_GIVEN TASK_
Tally the lines containing "дату" and report the number alone.

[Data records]
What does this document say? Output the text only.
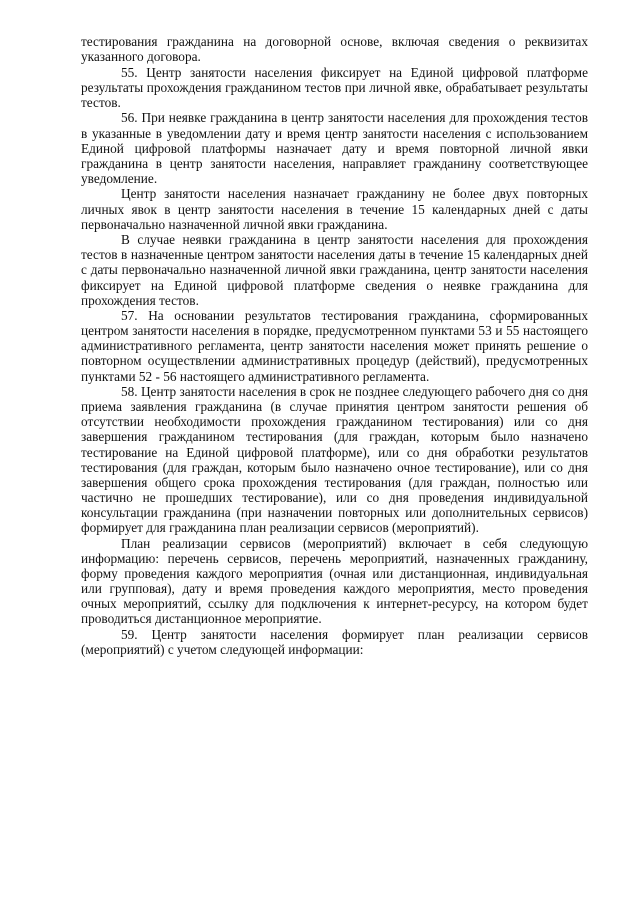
тестирования гражданина на договорной основе, включая сведения о реквизитах указанного договора.

55. Центр занятости населения фиксирует на Единой цифровой платформе результаты прохождения гражданином тестов при личной явке, обрабатывает результаты тестов.

56. При неявке гражданина в центр занятости населения для прохождения тестов в указанные в уведомлении дату и время центр занятости населения с использованием Единой цифровой платформы назначает дату и время повторной личной явки гражданина в центр занятости населения, направляет гражданину соответствующее уведомление.

Центр занятости населения назначает гражданину не более двух повторных личных явок в центр занятости населения в течение 15 календарных дней с даты первоначально назначенной личной явки гражданина.

В случае неявки гражданина в центр занятости населения для прохождения тестов в назначенные центром занятости населения даты в течение 15 календарных дней с даты первоначально назначенной личной явки гражданина, центр занятости населения фиксирует на Единой цифровой платформе сведения о неявке гражданина для прохождения тестов.

57. На основании результатов тестирования гражданина, сформированных центром занятости населения в порядке, предусмотренном пунктами 53 и 55 настоящего административного регламента, центр занятости населения может принять решение о повторном осуществлении административных процедур (действий), предусмотренных пунктами 52 - 56 настоящего административного регламента.

58. Центр занятости населения в срок не позднее следующего рабочего дня со дня приема заявления гражданина (в случае принятия центром занятости решения об отсутствии необходимости прохождения гражданином тестирования) или со дня завершения гражданином тестирования (для граждан, которым было назначено тестирование на Единой цифровой платформе), или со дня обработки результатов тестирования (для граждан, которым было назначено очное тестирование), или со дня завершения общего срока прохождения тестирования (для граждан, полностью или частично не прошедших тестирование), или со дня проведения индивидуальной консультации гражданина (при назначении повторных или дополнительных сервисов) формирует для гражданина план реализации сервисов (мероприятий).

План реализации сервисов (мероприятий) включает в себя следующую информацию: перечень сервисов, перечень мероприятий, назначенных гражданину, форму проведения каждого мероприятия (очная или дистанционная, индивидуальная или групповая), дату и время проведения каждого мероприятия, место проведения очных мероприятий, ссылку для подключения к интернет-ресурсу, на котором будет проводиться дистанционное мероприятие.

59. Центр занятости населения формирует план реализации сервисов (мероприятий) с учетом следующей информации:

_EXERCISE RESULT_
2